Copy the full set of lines exactly as given.

- _Information supplied_
§

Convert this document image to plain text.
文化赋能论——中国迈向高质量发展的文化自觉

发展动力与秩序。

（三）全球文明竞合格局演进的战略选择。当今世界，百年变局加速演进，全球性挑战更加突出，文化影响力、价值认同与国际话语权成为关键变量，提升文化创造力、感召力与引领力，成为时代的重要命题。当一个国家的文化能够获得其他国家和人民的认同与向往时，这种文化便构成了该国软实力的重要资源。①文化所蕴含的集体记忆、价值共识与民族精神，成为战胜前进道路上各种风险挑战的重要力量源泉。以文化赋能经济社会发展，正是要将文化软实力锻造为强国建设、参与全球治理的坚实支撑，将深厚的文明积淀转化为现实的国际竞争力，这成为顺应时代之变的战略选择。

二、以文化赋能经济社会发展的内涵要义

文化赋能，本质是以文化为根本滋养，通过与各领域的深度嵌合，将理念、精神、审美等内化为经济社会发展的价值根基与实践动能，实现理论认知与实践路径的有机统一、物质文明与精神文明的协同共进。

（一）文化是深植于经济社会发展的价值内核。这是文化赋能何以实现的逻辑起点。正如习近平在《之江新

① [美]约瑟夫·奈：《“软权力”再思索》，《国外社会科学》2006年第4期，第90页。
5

§

- _Problem solution_
Convert this document image to plain text.
文化赋能论——中国迈向高质量发展的文化自觉

发展动力与秩序。

（三）全球文明竞合格局演进的战略选择。当今世界，百年变局加速演进，全球性挑战更加突出，文化影响力、价值认同与国际话语权成为关键变量，提升文化创造力、感召力与引领力，成为时代的重要命题。当一个国家的文化能够获得其他国家和人民的认同与向往时，这种文化便构成了该国软实力的重要资源。①文化所蕴含的集体记忆、价值共识与民族精神，成为战胜前进道路上各种风险挑战的重要力量源泉。以文化赋能经济社会发展，正是要将文化软实力锻造为强国建设、参与全球治理的坚实支撑，将深厚的文明积淀转化为现实的国际竞争力，这成为顺应时代之变的战略选择。

二、以文化赋能经济社会发展的内涵要义

文化赋能，本质是以文化为根本滋养，通过与各领域的深度嵌合，将理念、精神、审美等内化为经济社会发展的价值根基与实践动能，实现理论认知与实践路径的有机统一、物质文明与精神文明的协同共进。

（一）文化是深植于经济社会发展的价值内核。这是文化赋能何以实现的逻辑起点。正如习近平在《之江新

① [美]约瑟夫·奈：《“软权力”再思索》，《国外社会科学》2006年第4期，第90页。
5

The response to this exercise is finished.